(GIVEN REQUEST) Quote the records that follow in full and exactly; leave out the pictures.

(SUPPLIED ENTRIES)
★ ★ ★ ★ ★ ★ ★

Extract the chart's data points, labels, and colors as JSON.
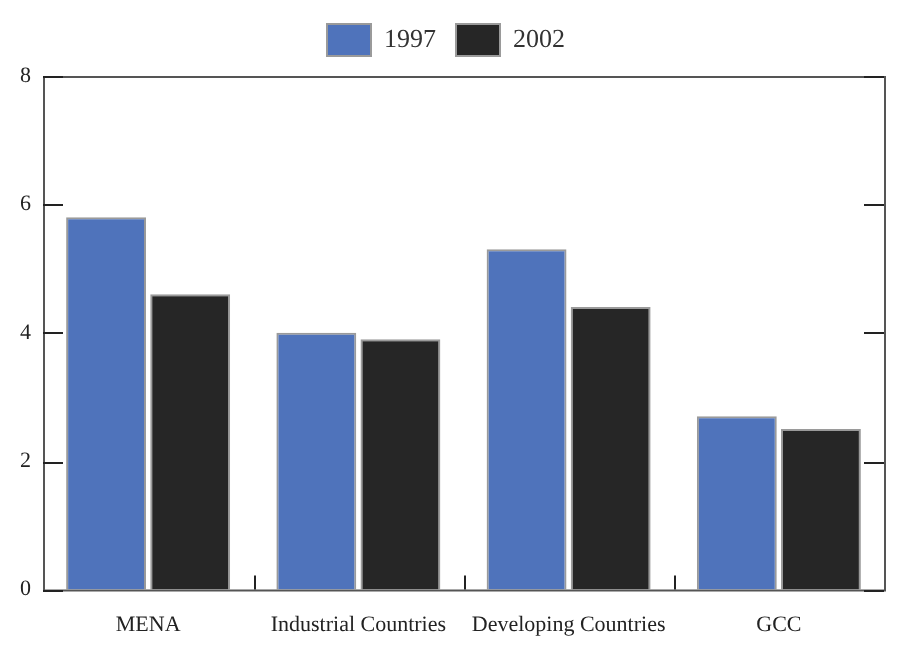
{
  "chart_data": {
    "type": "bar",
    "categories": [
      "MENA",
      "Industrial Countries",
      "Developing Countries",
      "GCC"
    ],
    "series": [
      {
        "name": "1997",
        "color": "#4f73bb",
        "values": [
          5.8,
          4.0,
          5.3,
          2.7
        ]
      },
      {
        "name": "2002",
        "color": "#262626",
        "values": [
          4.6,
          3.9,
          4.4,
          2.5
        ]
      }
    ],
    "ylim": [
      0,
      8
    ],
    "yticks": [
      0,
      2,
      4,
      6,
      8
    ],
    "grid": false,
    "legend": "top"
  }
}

★ ★ ★ ★ ★ ★ ★

(WRITTEN REPLY)
Extract the chart's data points, labels, and colors as JSON.
{
  "chart_data": {
    "type": "bar",
    "categories": [
      "MENA",
      "Industrial Countries",
      "Developing Countries",
      "GCC"
    ],
    "series": [
      {
        "name": "1997",
        "color": "#4f73bb",
        "values": [
          5.8,
          4.0,
          5.3,
          2.7
        ]
      },
      {
        "name": "2002",
        "color": "#262626",
        "values": [
          4.6,
          3.9,
          4.4,
          2.5
        ]
      }
    ],
    "ylim": [
      0,
      8
    ],
    "yticks": [
      0,
      2,
      4,
      6,
      8
    ],
    "grid": false,
    "legend": "top"
  }
}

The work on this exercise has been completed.